* **Your goal**
Repeat all of the material exactly as given.
───── Entries provided
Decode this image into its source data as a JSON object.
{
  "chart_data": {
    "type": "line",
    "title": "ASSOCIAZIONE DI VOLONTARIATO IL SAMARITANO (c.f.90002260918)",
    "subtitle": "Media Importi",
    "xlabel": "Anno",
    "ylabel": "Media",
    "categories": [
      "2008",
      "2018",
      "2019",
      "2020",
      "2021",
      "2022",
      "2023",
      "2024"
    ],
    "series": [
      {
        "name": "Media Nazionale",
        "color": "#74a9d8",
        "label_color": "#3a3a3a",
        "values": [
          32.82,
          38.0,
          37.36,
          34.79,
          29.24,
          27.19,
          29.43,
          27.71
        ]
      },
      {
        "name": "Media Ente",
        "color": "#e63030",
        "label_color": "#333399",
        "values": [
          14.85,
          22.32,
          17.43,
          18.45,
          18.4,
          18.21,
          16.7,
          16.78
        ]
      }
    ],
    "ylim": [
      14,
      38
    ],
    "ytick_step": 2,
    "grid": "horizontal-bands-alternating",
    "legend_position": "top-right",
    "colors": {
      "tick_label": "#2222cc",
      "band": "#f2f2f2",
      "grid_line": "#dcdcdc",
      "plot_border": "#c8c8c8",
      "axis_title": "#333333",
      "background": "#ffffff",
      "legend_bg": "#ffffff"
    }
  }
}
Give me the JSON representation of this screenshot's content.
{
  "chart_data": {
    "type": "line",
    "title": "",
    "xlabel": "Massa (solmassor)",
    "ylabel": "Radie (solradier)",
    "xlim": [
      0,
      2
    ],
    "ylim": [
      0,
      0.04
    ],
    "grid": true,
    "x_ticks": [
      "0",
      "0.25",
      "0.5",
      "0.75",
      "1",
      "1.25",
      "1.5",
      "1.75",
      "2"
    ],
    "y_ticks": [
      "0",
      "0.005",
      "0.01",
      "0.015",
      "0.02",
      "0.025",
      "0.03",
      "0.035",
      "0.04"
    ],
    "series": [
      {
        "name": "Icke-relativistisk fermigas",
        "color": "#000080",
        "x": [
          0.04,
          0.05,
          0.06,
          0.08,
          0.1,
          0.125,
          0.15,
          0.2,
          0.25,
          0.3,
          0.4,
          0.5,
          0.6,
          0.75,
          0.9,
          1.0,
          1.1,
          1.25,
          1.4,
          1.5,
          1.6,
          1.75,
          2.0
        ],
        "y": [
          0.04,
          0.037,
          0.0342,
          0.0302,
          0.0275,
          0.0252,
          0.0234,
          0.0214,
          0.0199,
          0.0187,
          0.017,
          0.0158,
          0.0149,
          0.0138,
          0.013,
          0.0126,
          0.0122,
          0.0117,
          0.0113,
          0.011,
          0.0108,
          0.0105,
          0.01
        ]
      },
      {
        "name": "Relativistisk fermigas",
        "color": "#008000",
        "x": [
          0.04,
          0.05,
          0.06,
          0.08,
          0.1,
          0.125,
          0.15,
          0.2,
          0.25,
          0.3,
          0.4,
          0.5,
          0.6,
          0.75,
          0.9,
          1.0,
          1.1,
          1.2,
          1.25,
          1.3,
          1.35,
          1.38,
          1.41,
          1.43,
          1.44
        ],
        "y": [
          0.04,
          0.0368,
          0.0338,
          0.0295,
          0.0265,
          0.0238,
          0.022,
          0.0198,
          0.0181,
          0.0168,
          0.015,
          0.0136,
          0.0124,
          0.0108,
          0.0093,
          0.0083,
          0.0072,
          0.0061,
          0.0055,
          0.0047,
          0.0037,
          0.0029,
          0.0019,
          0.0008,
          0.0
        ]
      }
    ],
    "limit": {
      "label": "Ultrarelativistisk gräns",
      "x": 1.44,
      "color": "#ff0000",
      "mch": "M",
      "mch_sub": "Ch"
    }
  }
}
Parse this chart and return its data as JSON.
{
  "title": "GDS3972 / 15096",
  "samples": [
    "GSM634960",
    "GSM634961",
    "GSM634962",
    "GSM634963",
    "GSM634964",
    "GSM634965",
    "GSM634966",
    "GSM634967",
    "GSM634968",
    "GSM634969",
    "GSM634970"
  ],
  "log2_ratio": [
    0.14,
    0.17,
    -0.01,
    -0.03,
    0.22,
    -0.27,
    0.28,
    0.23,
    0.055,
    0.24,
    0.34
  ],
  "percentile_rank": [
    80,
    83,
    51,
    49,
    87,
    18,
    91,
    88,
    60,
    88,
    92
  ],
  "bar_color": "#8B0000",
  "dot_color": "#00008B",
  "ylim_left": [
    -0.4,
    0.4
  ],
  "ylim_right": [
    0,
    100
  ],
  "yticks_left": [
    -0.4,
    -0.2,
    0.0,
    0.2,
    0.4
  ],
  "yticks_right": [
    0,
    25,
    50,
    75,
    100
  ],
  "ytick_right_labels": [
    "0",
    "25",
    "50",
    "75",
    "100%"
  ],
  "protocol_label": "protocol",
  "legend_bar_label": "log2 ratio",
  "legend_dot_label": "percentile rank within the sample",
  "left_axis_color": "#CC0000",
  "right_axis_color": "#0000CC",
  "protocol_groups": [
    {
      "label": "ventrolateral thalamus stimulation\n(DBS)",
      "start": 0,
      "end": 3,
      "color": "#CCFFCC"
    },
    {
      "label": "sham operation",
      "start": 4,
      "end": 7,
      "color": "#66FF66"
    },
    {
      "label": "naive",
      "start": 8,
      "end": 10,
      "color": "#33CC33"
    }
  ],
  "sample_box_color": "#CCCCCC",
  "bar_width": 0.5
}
──────────
* **Task response**
Decode this image into its source data as a JSON object.
{
  "chart_data": {
    "type": "line",
    "title": "ASSOCIAZIONE DI VOLONTARIATO IL SAMARITANO (c.f.90002260918)",
    "subtitle": "Media Importi",
    "xlabel": "Anno",
    "ylabel": "Media",
    "categories": [
      "2008",
      "2018",
      "2019",
      "2020",
      "2021",
      "2022",
      "2023",
      "2024"
    ],
    "series": [
      {
        "name": "Media Nazionale",
        "color": "#74a9d8",
        "label_color": "#3a3a3a",
        "values": [
          32.82,
          38.0,
          37.36,
          34.79,
          29.24,
          27.19,
          29.43,
          27.71
        ]
      },
      {
        "name": "Media Ente",
        "color": "#e63030",
        "label_color": "#333399",
        "values": [
          14.85,
          22.32,
          17.43,
          18.45,
          18.4,
          18.21,
          16.7,
          16.78
        ]
      }
    ],
    "ylim": [
      14,
      38
    ],
    "ytick_step": 2,
    "grid": "horizontal-bands-alternating",
    "legend_position": "top-right",
    "colors": {
      "tick_label": "#2222cc",
      "band": "#f2f2f2",
      "grid_line": "#dcdcdc",
      "plot_border": "#c8c8c8",
      "axis_title": "#333333",
      "background": "#ffffff",
      "legend_bg": "#ffffff"
    }
  }
}
Give me the JSON representation of this screenshot's content.
{
  "chart_data": {
    "type": "line",
    "title": "",
    "xlabel": "Massa (solmassor)",
    "ylabel": "Radie (solradier)",
    "xlim": [
      0,
      2
    ],
    "ylim": [
      0,
      0.04
    ],
    "grid": true,
    "x_ticks": [
      "0",
      "0.25",
      "0.5",
      "0.75",
      "1",
      "1.25",
      "1.5",
      "1.75",
      "2"
    ],
    "y_ticks": [
      "0",
      "0.005",
      "0.01",
      "0.015",
      "0.02",
      "0.025",
      "0.03",
      "0.035",
      "0.04"
    ],
    "series": [
      {
        "name": "Icke-relativistisk fermigas",
        "color": "#000080",
        "x": [
          0.04,
          0.05,
          0.06,
          0.08,
          0.1,
          0.125,
          0.15,
          0.2,
          0.25,
          0.3,
          0.4,
          0.5,
          0.6,
          0.75,
          0.9,
          1.0,
          1.1,
          1.25,
          1.4,
          1.5,
          1.6,
          1.75,
          2.0
        ],
        "y": [
          0.04,
          0.037,
          0.0342,
          0.0302,
          0.0275,
          0.0252,
          0.0234,
          0.0214,
          0.0199,
          0.0187,
          0.017,
          0.0158,
          0.0149,
          0.0138,
          0.013,
          0.0126,
          0.0122,
          0.0117,
          0.0113,
          0.011,
          0.0108,
          0.0105,
          0.01
        ]
      },
      {
        "name": "Relativistisk fermigas",
        "color": "#008000",
        "x": [
          0.04,
          0.05,
          0.06,
          0.08,
          0.1,
          0.125,
          0.15,
          0.2,
          0.25,
          0.3,
          0.4,
          0.5,
          0.6,
          0.75,
          0.9,
          1.0,
          1.1,
          1.2,
          1.25,
          1.3,
          1.35,
          1.38,
          1.41,
          1.43,
          1.44
        ],
        "y": [
          0.04,
          0.0368,
          0.0338,
          0.0295,
          0.0265,
          0.0238,
          0.022,
          0.0198,
          0.0181,
          0.0168,
          0.015,
          0.0136,
          0.0124,
          0.0108,
          0.0093,
          0.0083,
          0.0072,
          0.0061,
          0.0055,
          0.0047,
          0.0037,
          0.0029,
          0.0019,
          0.0008,
          0.0
        ]
      }
    ],
    "limit": {
      "label": "Ultrarelativistisk gräns",
      "x": 1.44,
      "color": "#ff0000",
      "mch": "M",
      "mch_sub": "Ch"
    }
  }
}
Parse this chart and return its data as JSON.
{
  "title": "GDS3972 / 15096",
  "samples": [
    "GSM634960",
    "GSM634961",
    "GSM634962",
    "GSM634963",
    "GSM634964",
    "GSM634965",
    "GSM634966",
    "GSM634967",
    "GSM634968",
    "GSM634969",
    "GSM634970"
  ],
  "log2_ratio": [
    0.14,
    0.17,
    -0.01,
    -0.03,
    0.22,
    -0.27,
    0.28,
    0.23,
    0.055,
    0.24,
    0.34
  ],
  "percentile_rank": [
    80,
    83,
    51,
    49,
    87,
    18,
    91,
    88,
    60,
    88,
    92
  ],
  "bar_color": "#8B0000",
  "dot_color": "#00008B",
  "ylim_left": [
    -0.4,
    0.4
  ],
  "ylim_right": [
    0,
    100
  ],
  "yticks_left": [
    -0.4,
    -0.2,
    0.0,
    0.2,
    0.4
  ],
  "yticks_right": [
    0,
    25,
    50,
    75,
    100
  ],
  "ytick_right_labels": [
    "0",
    "25",
    "50",
    "75",
    "100%"
  ],
  "protocol_label": "protocol",
  "legend_bar_label": "log2 ratio",
  "legend_dot_label": "percentile rank within the sample",
  "left_axis_color": "#CC0000",
  "right_axis_color": "#0000CC",
  "protocol_groups": [
    {
      "label": "ventrolateral thalamus stimulation\n(DBS)",
      "start": 0,
      "end": 3,
      "color": "#CCFFCC"
    },
    {
      "label": "sham operation",
      "start": 4,
      "end": 7,
      "color": "#66FF66"
    },
    {
      "label": "naive",
      "start": 8,
      "end": 10,
      "color": "#33CC33"
    }
  ],
  "sample_box_color": "#CCCCCC",
  "bar_width": 0.5
}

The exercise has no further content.